## BEGIN WORKING DATA
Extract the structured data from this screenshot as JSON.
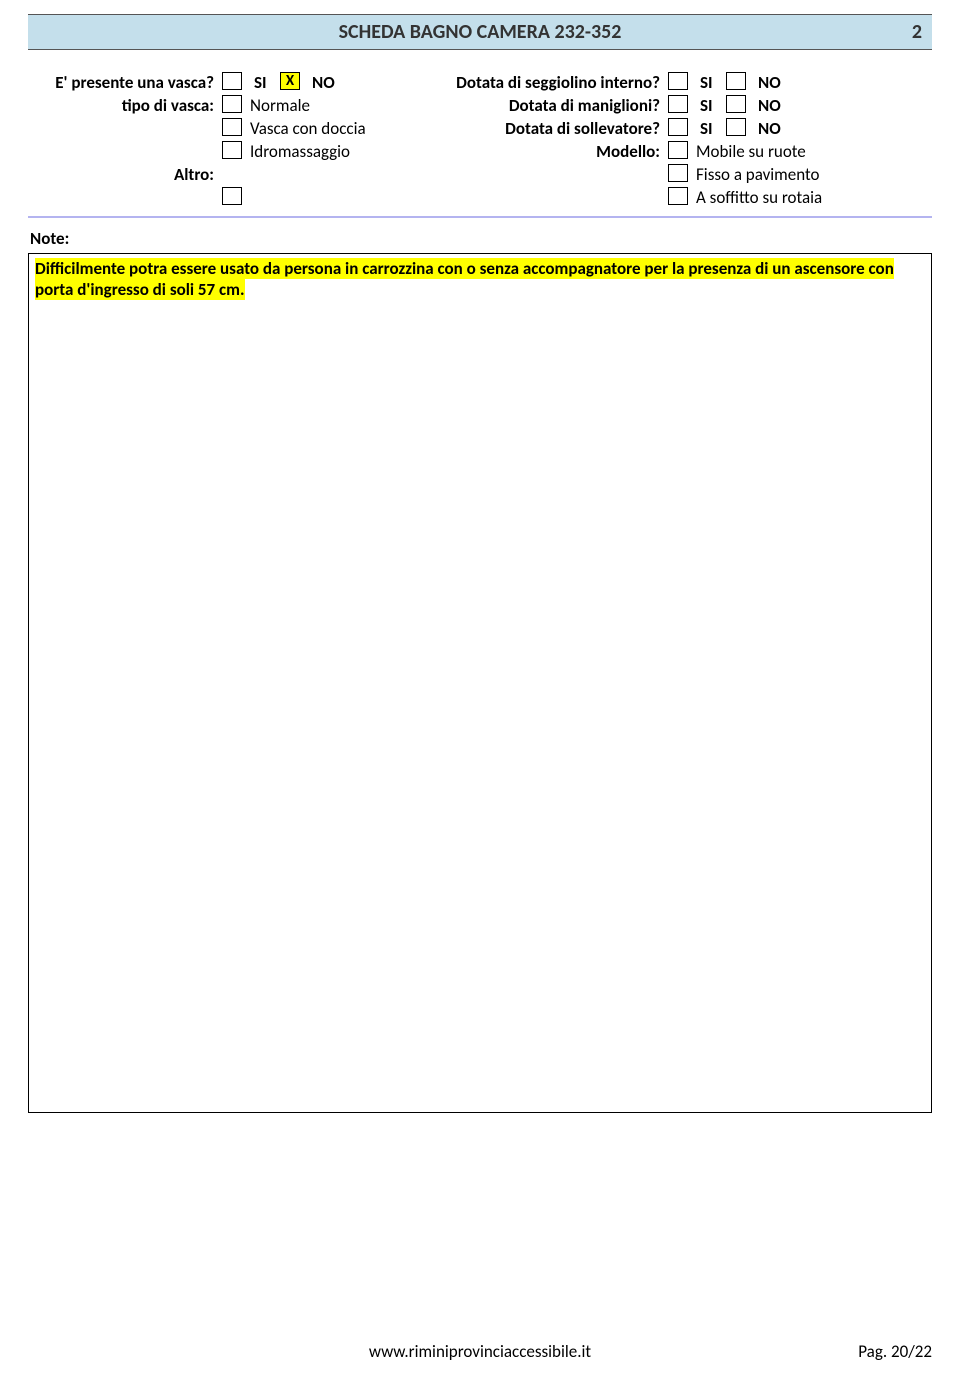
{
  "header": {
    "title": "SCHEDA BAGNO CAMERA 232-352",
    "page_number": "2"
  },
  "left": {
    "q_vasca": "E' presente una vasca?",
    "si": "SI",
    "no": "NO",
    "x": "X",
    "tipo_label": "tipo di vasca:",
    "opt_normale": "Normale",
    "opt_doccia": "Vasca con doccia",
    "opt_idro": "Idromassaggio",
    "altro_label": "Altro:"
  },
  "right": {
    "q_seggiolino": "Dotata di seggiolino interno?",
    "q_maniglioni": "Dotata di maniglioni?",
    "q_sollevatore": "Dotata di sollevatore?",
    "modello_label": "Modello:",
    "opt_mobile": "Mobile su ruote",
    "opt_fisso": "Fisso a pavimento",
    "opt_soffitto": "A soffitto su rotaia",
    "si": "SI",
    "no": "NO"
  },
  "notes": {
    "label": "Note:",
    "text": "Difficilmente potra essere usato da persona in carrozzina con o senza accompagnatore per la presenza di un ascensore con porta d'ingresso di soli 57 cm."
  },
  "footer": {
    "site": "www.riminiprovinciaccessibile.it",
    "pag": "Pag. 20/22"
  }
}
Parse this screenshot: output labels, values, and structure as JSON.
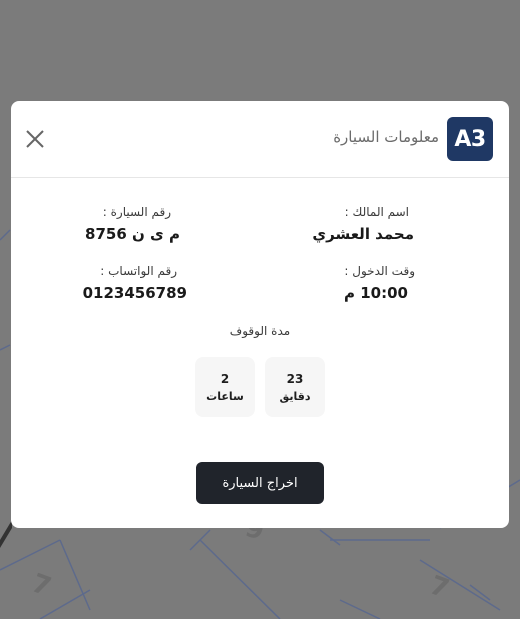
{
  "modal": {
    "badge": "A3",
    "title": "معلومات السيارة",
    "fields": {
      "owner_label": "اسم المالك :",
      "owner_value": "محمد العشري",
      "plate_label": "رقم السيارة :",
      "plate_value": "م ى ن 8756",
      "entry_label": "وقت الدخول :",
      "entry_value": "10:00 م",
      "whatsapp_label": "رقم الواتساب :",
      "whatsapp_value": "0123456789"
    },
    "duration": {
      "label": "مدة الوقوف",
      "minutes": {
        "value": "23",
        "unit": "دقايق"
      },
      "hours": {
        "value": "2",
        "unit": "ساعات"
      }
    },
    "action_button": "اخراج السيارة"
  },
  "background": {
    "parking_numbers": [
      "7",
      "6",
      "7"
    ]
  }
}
## END WORKING DATA
Extract only the lines from the one that contains "Parse this screenshot: output" through the end of the records, inclusive, and omit every picture.

◆ RESPONSE TO THIS TASK:
Parse this screenshot: output labels, values, and structure as JSON.
{
  "modal": {
    "badge": "A3",
    "title": "معلومات السيارة",
    "fields": {
      "owner_label": "اسم المالك :",
      "owner_value": "محمد العشري",
      "plate_label": "رقم السيارة :",
      "plate_value": "م ى ن 8756",
      "entry_label": "وقت الدخول :",
      "entry_value": "10:00 م",
      "whatsapp_label": "رقم الواتساب :",
      "whatsapp_value": "0123456789"
    },
    "duration": {
      "label": "مدة الوقوف",
      "minutes": {
        "value": "23",
        "unit": "دقايق"
      },
      "hours": {
        "value": "2",
        "unit": "ساعات"
      }
    },
    "action_button": "اخراج السيارة"
  },
  "background": {
    "parking_numbers": [
      "7",
      "6",
      "7"
    ]
  }
}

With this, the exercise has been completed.